(Stored dataset items)
■ ■ ■ ■ ■ ■ ■
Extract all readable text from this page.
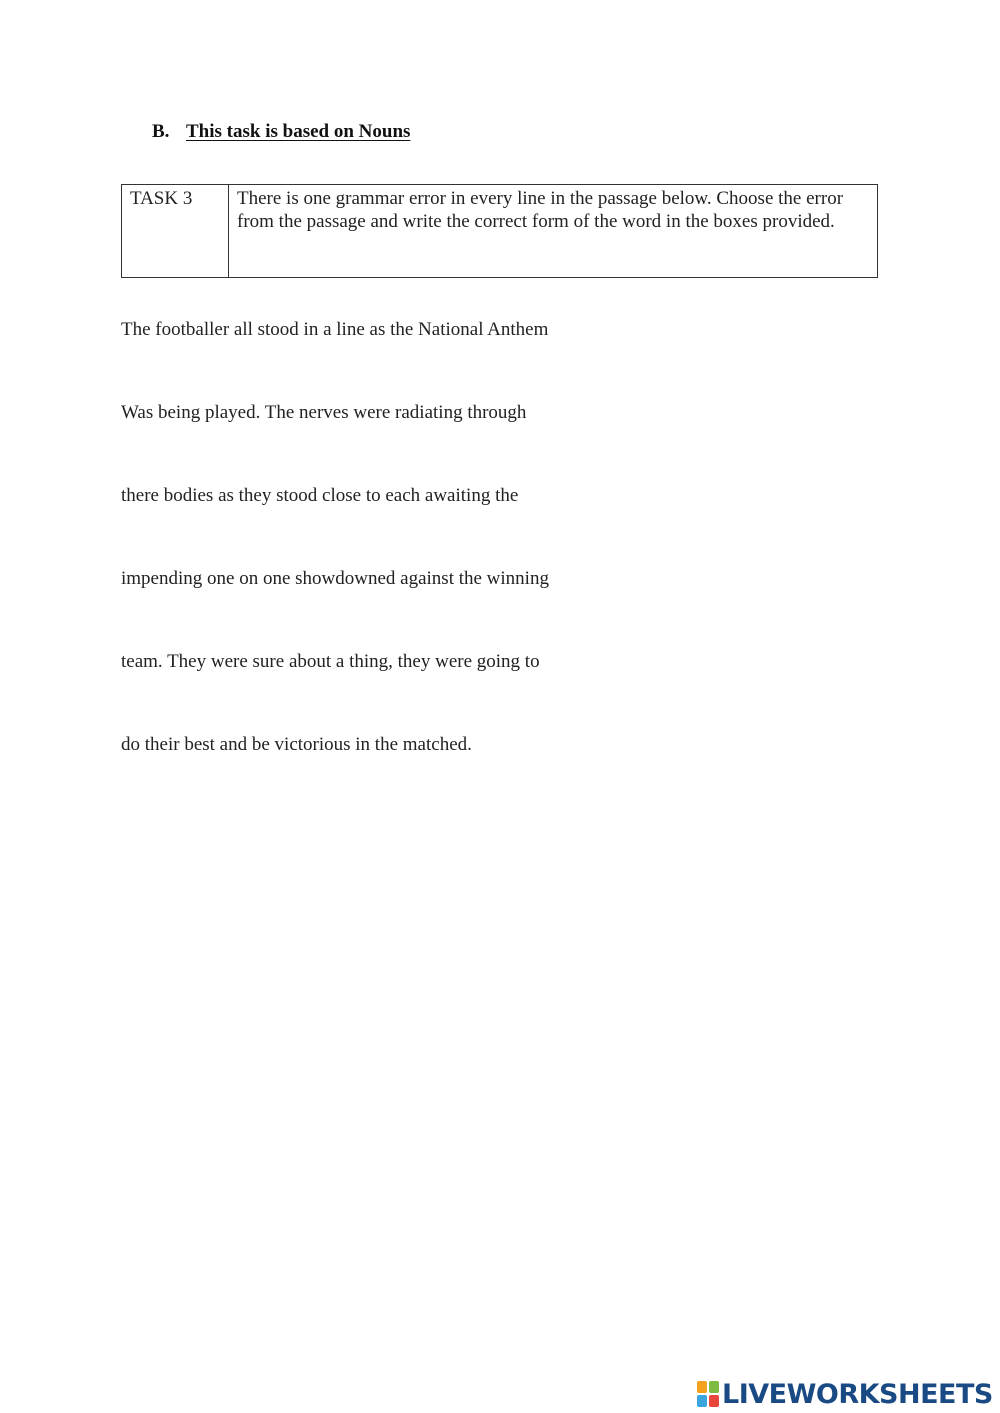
B. This task is based on Nouns
TASK 3	There is one grammar error in every line in the passage below. Choose the error from the passage and write the correct form of the word in the boxes provided.
The footballer all stood in a line as the National Anthem
Was being played. The nerves were radiating through
there bodies as they stood close to each awaiting the
impending one on one showdowned against the winning
team. They were sure about a thing, they were going to
do their best and be victorious in the matched.
LIVEWORKSHEETS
■ ■ ■ ■ ■ ■ ■
Copy each line in the data that holds the word "they".

there bodies as they stood close to each awaiting the
team. They were sure about a thing, they were going to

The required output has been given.